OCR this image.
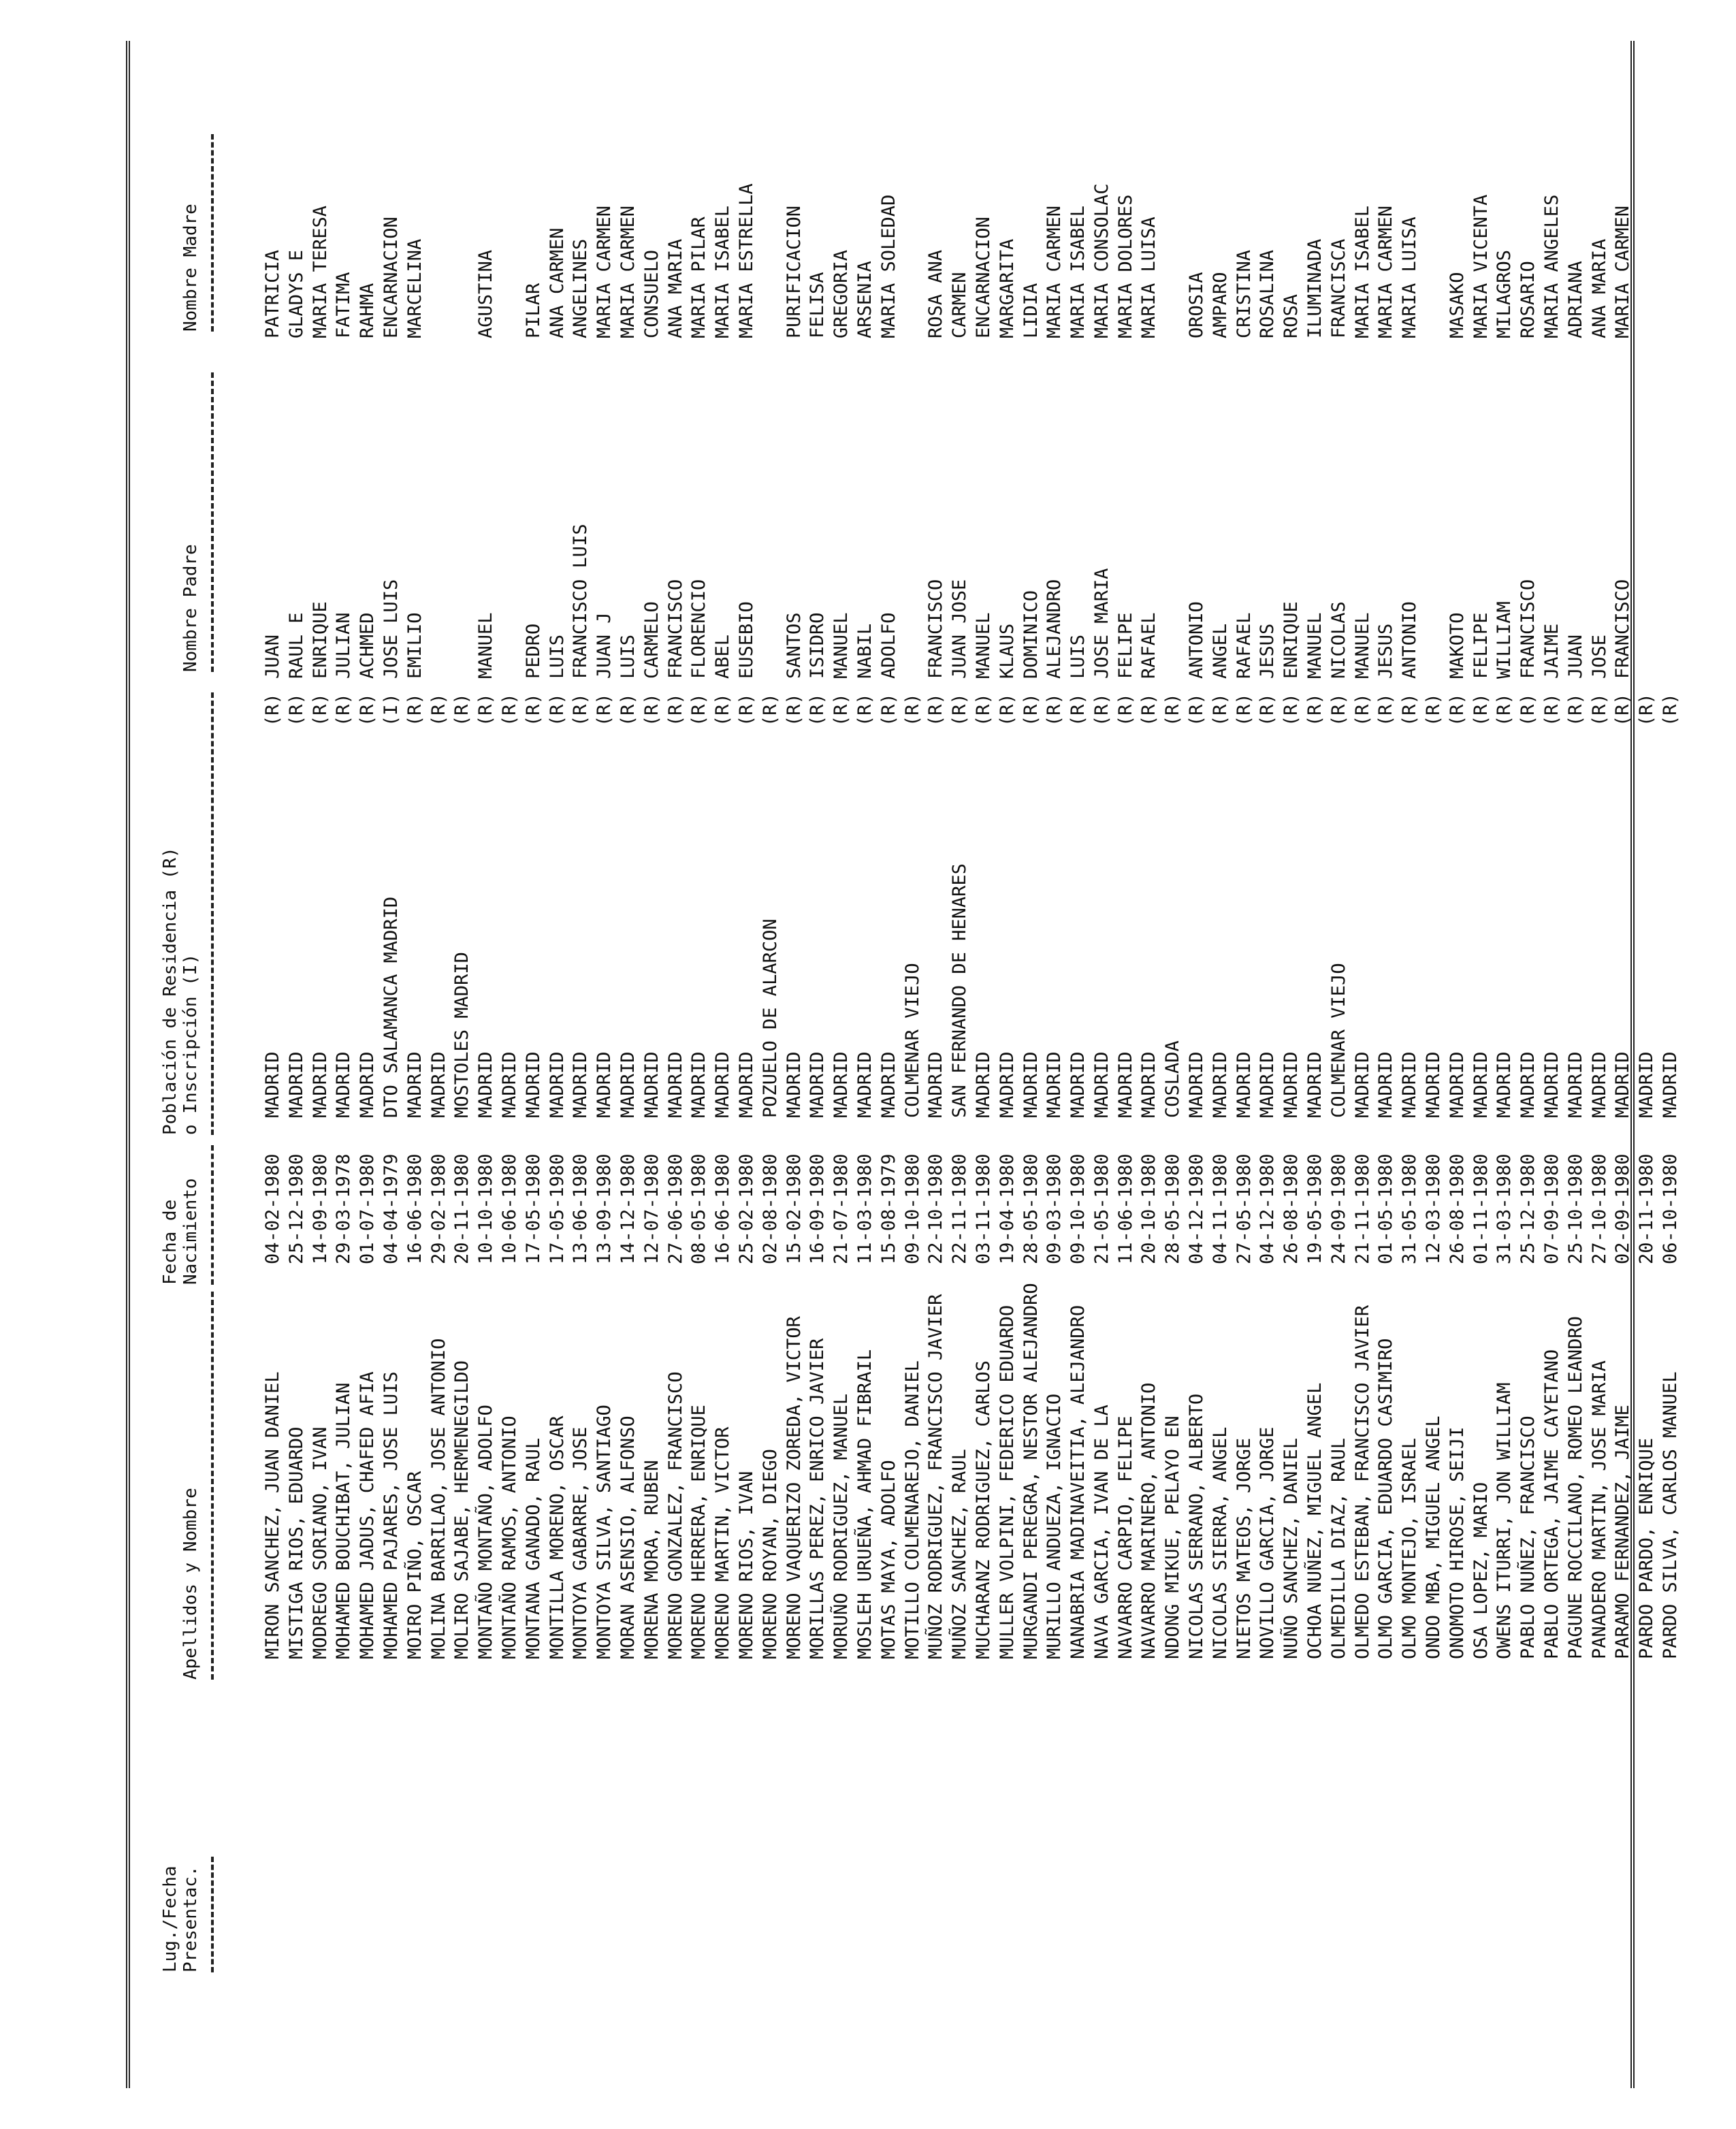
Lug./Fecha
Presentac.
Apellidos y Nombre
Fecha de
Nacimiento
Población de Residencia (R)
o Inscripción (I)
Nombre Padre
Nombre Madre
MIRON SANCHEZ, JUAN DANIEL
04-02-1980
MADRID
(R)
JUAN
PATRICIA
MISTIGA RIOS, EDUARDO
25-12-1980
MADRID
(R)
RAUL E
GLADYS E
MODREGO SORIANO, IVAN
14-09-1980
MADRID
(R)
ENRIQUE
MARIA TERESA
MOHAMED BOUCHIBAT, JULIAN
29-03-1978
MADRID
(R)
JULIAN
FATIMA
MOHAMED JADUS, CHAFED AFIA
01-07-1980
MADRID
(R)
ACHMED
RAHMA
MOHAMED PAJARES, JOSE LUIS
04-04-1979
DTO SALAMANCA MADRID
(I)
JOSE LUIS
ENCARNACION
MOIRO PIÑO, OSCAR
16-06-1980
MADRID
(R)
EMILIO
MARCELINA
MOLINA BARRILAO, JOSE ANTONIO
29-02-1980
MADRID
(R)
MOLIRO SAJABE, HERMENEGILDO
20-11-1980
MOSTOLES MADRID
(R)
MONTAÑO MONTAÑO, ADOLFO
10-10-1980
MADRID
(R)
MANUEL
AGUSTINA
MONTAÑO RAMOS, ANTONIO
10-06-1980
MADRID
(R)
MONTANA GANADO, RAUL
17-05-1980
MADRID
(R)
PEDRO
PILAR
MONTILLA MORENO, OSCAR
17-05-1980
MADRID
(R)
LUIS
ANA CARMEN
MONTOYA GABARRE, JOSE
13-06-1980
MADRID
(R)
FRANCISCO LUIS
ANGELINES
MONTOYA SILVA, SANTIAGO
13-09-1980
MADRID
(R)
JUAN J
MARIA CARMEN
MORAN ASENSIO, ALFONSO
14-12-1980
MADRID
(R)
LUIS
MARIA CARMEN
MORENA MORA, RUBEN
12-07-1980
MADRID
(R)
CARMELO
CONSUELO
MORENO GONZALEZ, FRANCISCO
27-06-1980
MADRID
(R)
FRANCISCO
ANA MARIA
MORENO HERRERA, ENRIQUE
08-05-1980
MADRID
(R)
FLORENCIO
MARIA PILAR
MORENO MARTIN, VICTOR
16-06-1980
MADRID
(R)
ABEL
MARIA ISABEL
MORENO RIOS, IVAN
25-02-1980
MADRID
(R)
EUSEBIO
MARIA ESTRELLA
MORENO ROYAN, DIEGO
02-08-1980
POZUELO DE ALARCON
(R)
MORENO VAQUERIZO ZOREDA, VICTOR
15-02-1980
MADRID
(R)
SANTOS
PURIFICACION
MORILLAS PEREZ, ENRICO JAVIER
16-09-1980
MADRID
(R)
ISIDRO
FELISA
MORUÑO RODRIGUEZ, MANUEL
21-07-1980
MADRID
(R)
MANUEL
GREGORIA
MOSLEH URUEÑA, AHMAD FIBRAIL
11-03-1980
MADRID
(R)
NABIL
ARSENIA
MOTAS MAYA, ADOLFO
15-08-1979
MADRID
(R)
ADOLFO
MARIA SOLEDAD
MOTILLO COLMENAREJO, DANIEL
09-10-1980
COLMENAR VIEJO
(R)
MUÑOZ RODRIGUEZ, FRANCISCO JAVIER
22-10-1980
MADRID
(R)
FRANCISCO
ROSA ANA
MUÑOZ SANCHEZ, RAUL
22-11-1980
SAN FERNANDO DE HENARES
(R)
JUAN JOSE
CARMEN
MUCHARANZ RODRIGUEZ, CARLOS
03-11-1980
MADRID
(R)
MANUEL
ENCARNACION
MULLER VOLPINI, FEDERICO EDUARDO
19-04-1980
MADRID
(R)
KLAUS
MARGARITA
MURGANDI PEREGRA, NESTOR ALEJANDRO
28-05-1980
MADRID
(R)
DOMINICO
LIDIA
MURILLO ANDUEZA, IGNACIO
09-03-1980
MADRID
(R)
ALEJANDRO
MARIA CARMEN
NANABRIA MADINAVEITIA, ALEJANDRO
09-10-1980
MADRID
(R)
LUIS
MARIA ISABEL
NAVA GARCIA, IVAN DE LA
21-05-1980
MADRID
(R)
JOSE MARIA
MARIA CONSOLAC
NAVARRO CARPIO, FELIPE
11-06-1980
MADRID
(R)
FELIPE
MARIA DOLORES
NAVARRO MARINERO, ANTONIO
20-10-1980
MADRID
(R)
RAFAEL
MARIA LUISA
NDONG MIKUE, PELAYO EN
28-05-1980
COSLADA
(R)
NICOLAS SERRANO, ALBERTO
04-12-1980
MADRID
(R)
ANTONIO
OROSIA
NICOLAS SIERRA, ANGEL
04-11-1980
MADRID
(R)
ANGEL
AMPARO
NIETOS MATEOS, JORGE
27-05-1980
MADRID
(R)
RAFAEL
CRISTINA
NOVILLO GARCIA, JORGE
04-12-1980
MADRID
(R)
JESUS
ROSALINA
NUÑO SANCHEZ, DANIEL
26-08-1980
MADRID
(R)
ENRIQUE
ROSA
OCHOA NUÑEZ, MIGUEL ANGEL
19-05-1980
MADRID
(R)
MANUEL
ILUMINADA
OLMEDILLA DIAZ, RAUL
24-09-1980
COLMENAR VIEJO
(R)
NICOLAS
FRANCISCA
OLMEDO ESTEBAN, FRANCISCO JAVIER
21-11-1980
MADRID
(R)
MANUEL
MARIA ISABEL
OLMO GARCIA, EDUARDO CASIMIRO
01-05-1980
MADRID
(R)
JESUS
MARIA CARMEN
OLMO MONTEJO, ISRAEL
31-05-1980
MADRID
(R)
ANTONIO
MARIA LUISA
ONDO MBA, MIGUEL ANGEL
12-03-1980
MADRID
(R)
ONOMOTO HIROSE, SEIJI
26-08-1980
MADRID
(R)
MAKOTO
MASAKO
OSA LOPEZ, MARIO
01-11-1980
MADRID
(R)
FELIPE
MARIA VICENTA
OWENS ITURRI, JON WILLIAM
31-03-1980
MADRID
(R)
WILLIAM
MILAGROS
PABLO NUÑEZ, FRANCISCO
25-12-1980
MADRID
(R)
FRANCISCO
ROSARIO
PABLO ORTEGA, JAIME CAYETANO
07-09-1980
MADRID
(R)
JAIME
MARIA ANGELES
PAGUNE ROCCILANO, ROMEO LEANDRO
25-10-1980
MADRID
(R)
JUAN
ADRIANA
PANADERO MARTIN, JOSE MARIA
27-10-1980
MADRID
(R)
JOSE
ANA MARIA
PARAMO FERNANDEZ, JAIME
02-09-1980
MADRID
(R)
FRANCISCO
MARIA CARMEN
PARDO PARDO, ENRIQUE
20-11-1980
MADRID
(R)
PARDO SILVA, CARLOS MANUEL
06-10-1980
MADRID
(R)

TASK DESCRIPTION >> Read through the lines above and collect those that contain the string "JOSE".

CORRECT RESPONSE >>
MOHAMED PAJARES, JOSE LUIS
JOSE LUIS
MOLINA BARRILAO, JOSE ANTONIO
MONTOYA GABARRE, JOSE
JUAN JOSE
JOSE MARIA
PANADERO MARTIN, JOSE MARIA
JOSE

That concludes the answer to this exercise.